EXERCISE:
Work out how many lines of the data hold the string "title", and reply with that number alone.

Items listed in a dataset
========

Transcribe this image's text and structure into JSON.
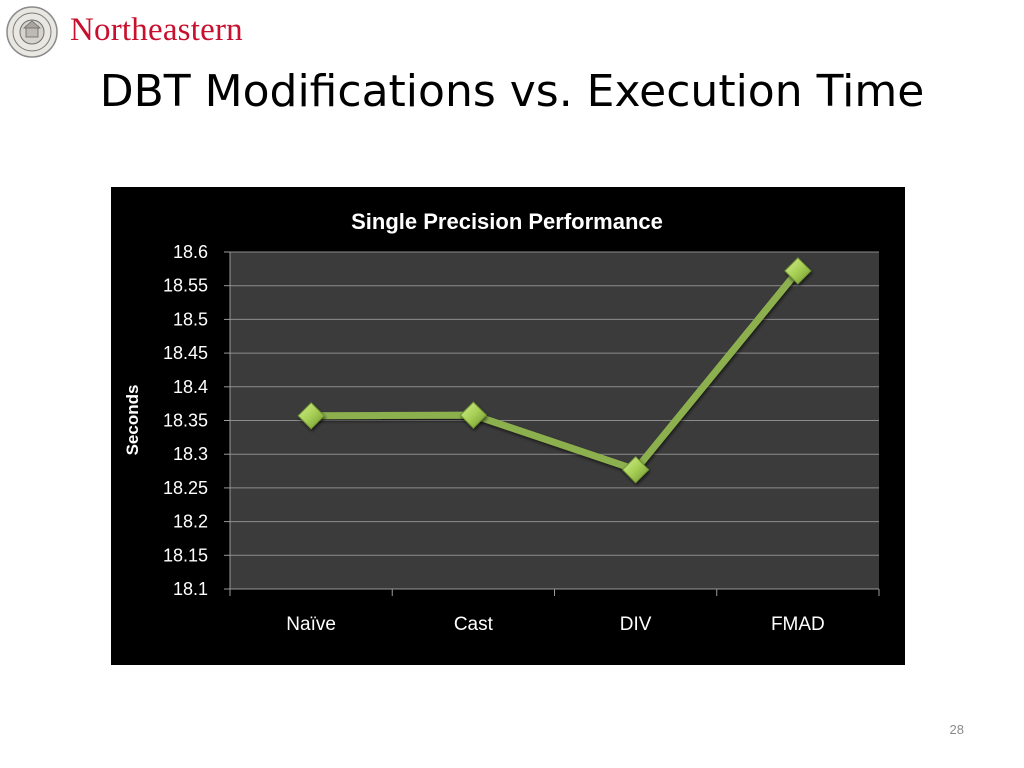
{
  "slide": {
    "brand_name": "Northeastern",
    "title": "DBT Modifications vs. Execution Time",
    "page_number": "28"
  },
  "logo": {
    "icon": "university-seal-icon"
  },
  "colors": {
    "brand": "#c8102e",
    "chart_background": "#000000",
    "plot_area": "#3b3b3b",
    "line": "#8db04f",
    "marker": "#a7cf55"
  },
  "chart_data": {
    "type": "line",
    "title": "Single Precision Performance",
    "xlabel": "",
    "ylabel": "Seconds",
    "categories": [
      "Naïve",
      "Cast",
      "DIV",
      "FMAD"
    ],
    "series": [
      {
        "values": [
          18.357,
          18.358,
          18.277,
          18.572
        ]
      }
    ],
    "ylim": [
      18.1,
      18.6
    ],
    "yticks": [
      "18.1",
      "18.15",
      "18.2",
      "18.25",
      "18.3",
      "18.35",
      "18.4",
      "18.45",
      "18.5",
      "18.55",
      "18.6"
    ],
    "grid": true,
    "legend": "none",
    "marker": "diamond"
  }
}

========

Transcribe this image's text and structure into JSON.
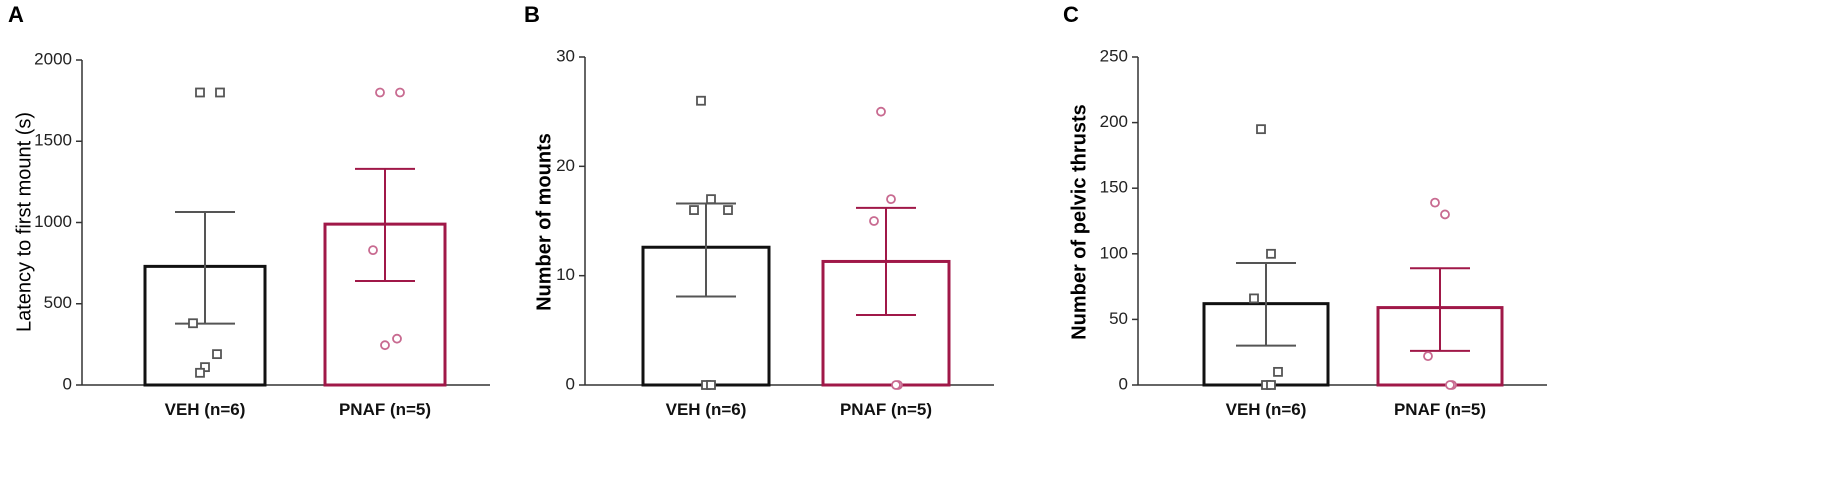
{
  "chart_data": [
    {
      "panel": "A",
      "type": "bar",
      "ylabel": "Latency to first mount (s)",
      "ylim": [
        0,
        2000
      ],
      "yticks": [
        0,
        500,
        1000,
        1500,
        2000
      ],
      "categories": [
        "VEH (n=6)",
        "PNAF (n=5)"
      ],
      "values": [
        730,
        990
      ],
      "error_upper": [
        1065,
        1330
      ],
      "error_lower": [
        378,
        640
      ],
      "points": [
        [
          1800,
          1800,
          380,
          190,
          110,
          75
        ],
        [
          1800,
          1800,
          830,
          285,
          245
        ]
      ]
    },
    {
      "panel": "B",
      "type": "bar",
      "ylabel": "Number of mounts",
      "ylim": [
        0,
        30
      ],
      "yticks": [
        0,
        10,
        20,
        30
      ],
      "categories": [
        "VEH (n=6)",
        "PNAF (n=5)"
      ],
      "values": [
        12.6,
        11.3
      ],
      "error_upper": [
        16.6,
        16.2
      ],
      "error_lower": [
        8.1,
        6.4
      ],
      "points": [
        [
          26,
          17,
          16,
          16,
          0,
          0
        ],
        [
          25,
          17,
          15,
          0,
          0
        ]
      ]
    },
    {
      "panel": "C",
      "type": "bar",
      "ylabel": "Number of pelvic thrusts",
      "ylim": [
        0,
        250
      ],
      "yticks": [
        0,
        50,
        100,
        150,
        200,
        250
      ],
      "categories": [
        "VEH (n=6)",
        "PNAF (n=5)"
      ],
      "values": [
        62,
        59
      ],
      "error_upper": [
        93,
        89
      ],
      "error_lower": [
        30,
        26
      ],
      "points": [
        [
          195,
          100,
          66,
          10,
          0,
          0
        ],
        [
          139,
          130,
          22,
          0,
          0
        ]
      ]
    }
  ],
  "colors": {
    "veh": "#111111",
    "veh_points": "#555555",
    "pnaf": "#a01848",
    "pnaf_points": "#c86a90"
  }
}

========

RESPONSE TO THIS TASK:
2